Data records
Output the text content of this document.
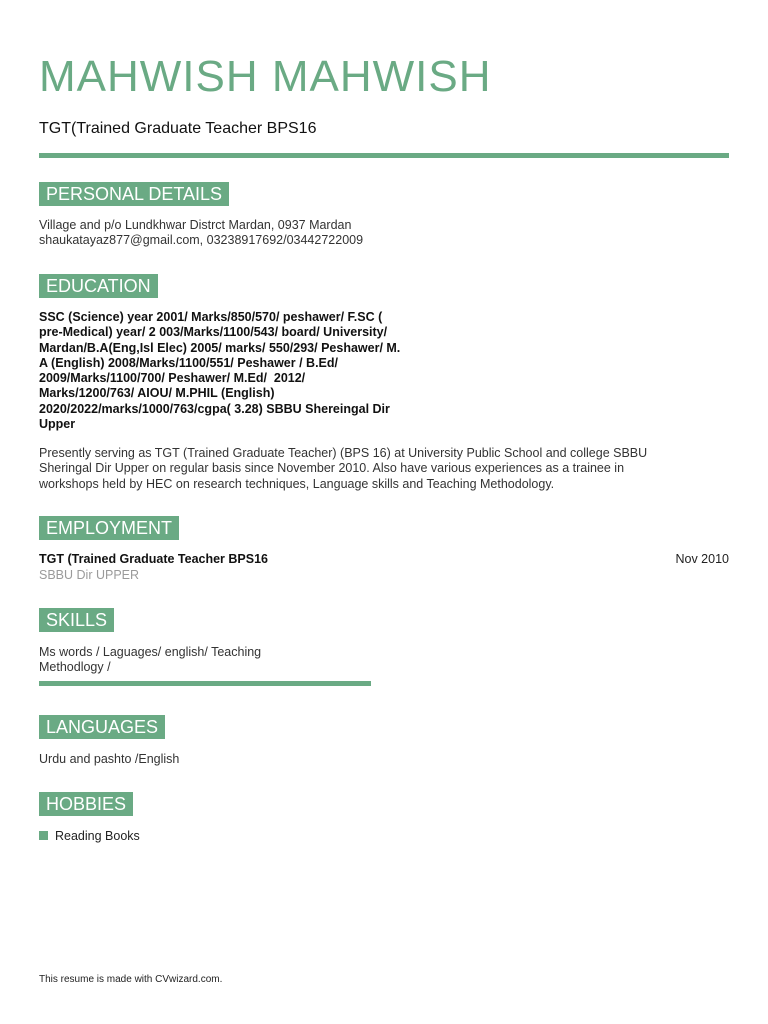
MAHWISH MAHWISH
TGT(Trained Graduate Teacher BPS16
PERSONAL DETAILS
Village and p/o Lundkhwar Distrct Mardan, 0937 Mardan
shaukatayaz877@gmail.com, 03238917692/03442722009
EDUCATION
SSC (Science) year 2001/ Marks/850/570/ peshawer/ F.SC (
pre-Medical) year/ 2 003/Marks/1100/543/ board/ University/
Mardan/B.A(Eng,Isl Elec) 2005/ marks/ 550/293/ Peshawer/ M.
A (English) 2008/Marks/1100/551/ Peshawer / B.Ed/
2009/Marks/1100/700/ Peshawer/ M.Ed/  2012/
Marks/1200/763/ AIOU/ M.PHIL (English)
2020/2022/marks/1000/763/cgpa( 3.28) SBBU Shereingal Dir
Upper
Presently serving as TGT (Trained Graduate Teacher) (BPS 16) at University Public School and college SBBU
Sheringal Dir Upper on regular basis since November 2010. Also have various experiences as a trainee in
workshops held by HEC on research techniques, Language skills and Teaching Methodology.
EMPLOYMENT
TGT (Trained Graduate Teacher BPS16	Nov 2010
SBBU Dir UPPER
SKILLS
Ms words / Laguages/ english/ Teaching
Methodlogy /
LANGUAGES
Urdu and pashto /English
HOBBIES
Reading Books
This resume is made with CVwizard.com.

• **GIVEN INSTRUCTION**:
Your task is to retype all the entries exactly and leave out any pictures.

• **REPLY**:
Output the text content of this document.
MAHWISH MAHWISH
TGT(Trained Graduate Teacher BPS16
PERSONAL DETAILS
Village and p/o Lundkhwar Distrct Mardan, 0937 Mardan
shaukatayaz877@gmail.com, 03238917692/03442722009
EDUCATION
SSC (Science) year 2001/ Marks/850/570/ peshawer/ F.SC (
pre-Medical) year/ 2 003/Marks/1100/543/ board/ University/
Mardan/B.A(Eng,Isl Elec) 2005/ marks/ 550/293/ Peshawer/ M.
A (English) 2008/Marks/1100/551/ Peshawer / B.Ed/
2009/Marks/1100/700/ Peshawer/ M.Ed/  2012/
Marks/1200/763/ AIOU/ M.PHIL (English)
2020/2022/marks/1000/763/cgpa( 3.28) SBBU Shereingal Dir
Upper
Presently serving as TGT (Trained Graduate Teacher) (BPS 16) at University Public School and college SBBU
Sheringal Dir Upper on regular basis since November 2010. Also have various experiences as a trainee in
workshops held by HEC on research techniques, Language skills and Teaching Methodology.
EMPLOYMENT
TGT (Trained Graduate Teacher BPS16	Nov 2010
SBBU Dir UPPER
SKILLS
Ms words / Laguages/ english/ Teaching
Methodlogy /
LANGUAGES
Urdu and pashto /English
HOBBIES
Reading Books
This resume is made with CVwizard.com.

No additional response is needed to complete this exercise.